### Stated task
Transcribe the records exactly. Pictures do not belong in the transcription.

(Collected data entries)
** START **

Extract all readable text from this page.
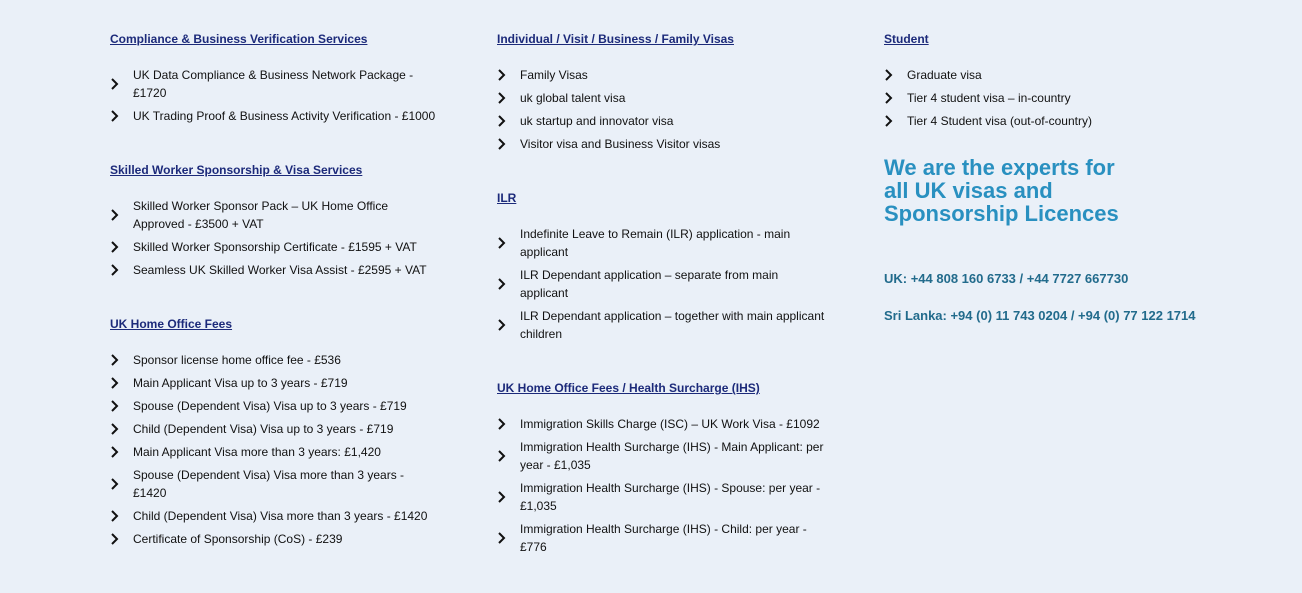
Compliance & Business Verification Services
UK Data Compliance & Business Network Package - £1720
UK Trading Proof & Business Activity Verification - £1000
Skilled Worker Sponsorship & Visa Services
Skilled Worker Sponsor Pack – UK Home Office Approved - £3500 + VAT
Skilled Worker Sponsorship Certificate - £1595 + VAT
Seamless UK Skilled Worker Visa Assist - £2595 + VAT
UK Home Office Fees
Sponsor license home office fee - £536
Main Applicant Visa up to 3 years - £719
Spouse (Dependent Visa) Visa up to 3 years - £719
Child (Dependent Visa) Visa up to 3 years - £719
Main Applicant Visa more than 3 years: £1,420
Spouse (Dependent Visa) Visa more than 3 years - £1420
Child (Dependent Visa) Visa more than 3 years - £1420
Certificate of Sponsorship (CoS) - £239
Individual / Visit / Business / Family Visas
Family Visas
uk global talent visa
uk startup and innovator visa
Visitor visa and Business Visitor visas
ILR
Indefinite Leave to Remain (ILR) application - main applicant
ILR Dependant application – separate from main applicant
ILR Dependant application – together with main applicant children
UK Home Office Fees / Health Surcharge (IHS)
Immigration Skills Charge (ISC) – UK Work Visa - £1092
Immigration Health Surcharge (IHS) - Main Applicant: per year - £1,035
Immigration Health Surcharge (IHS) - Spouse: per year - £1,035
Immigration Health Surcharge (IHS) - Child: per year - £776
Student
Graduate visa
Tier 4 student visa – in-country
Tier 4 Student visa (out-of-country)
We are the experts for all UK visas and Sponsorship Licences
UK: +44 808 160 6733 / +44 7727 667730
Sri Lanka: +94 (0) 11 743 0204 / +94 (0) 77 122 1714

** END **

### Task response
Extract all readable text from this page.
Compliance & Business Verification Services
UK Data Compliance & Business Network Package - £1720
UK Trading Proof & Business Activity Verification - £1000
Skilled Worker Sponsorship & Visa Services
Skilled Worker Sponsor Pack – UK Home Office Approved - £3500 + VAT
Skilled Worker Sponsorship Certificate - £1595 + VAT
Seamless UK Skilled Worker Visa Assist - £2595 + VAT
UK Home Office Fees
Sponsor license home office fee - £536
Main Applicant Visa up to 3 years - £719
Spouse (Dependent Visa) Visa up to 3 years - £719
Child (Dependent Visa) Visa up to 3 years - £719
Main Applicant Visa more than 3 years: £1,420
Spouse (Dependent Visa) Visa more than 3 years - £1420
Child (Dependent Visa) Visa more than 3 years - £1420
Certificate of Sponsorship (CoS) - £239
Individual / Visit / Business / Family Visas
Family Visas
uk global talent visa
uk startup and innovator visa
Visitor visa and Business Visitor visas
ILR
Indefinite Leave to Remain (ILR) application - main applicant
ILR Dependant application – separate from main applicant
ILR Dependant application – together with main applicant children
UK Home Office Fees / Health Surcharge (IHS)
Immigration Skills Charge (ISC) – UK Work Visa - £1092
Immigration Health Surcharge (IHS) - Main Applicant: per year - £1,035
Immigration Health Surcharge (IHS) - Spouse: per year - £1,035
Immigration Health Surcharge (IHS) - Child: per year - £776
Student
Graduate visa
Tier 4 student visa – in-country
Tier 4 Student visa (out-of-country)
We are the experts for all UK visas and Sponsorship Licences
UK: +44 808 160 6733 / +44 7727 667730
Sri Lanka: +94 (0) 11 743 0204 / +94 (0) 77 122 1714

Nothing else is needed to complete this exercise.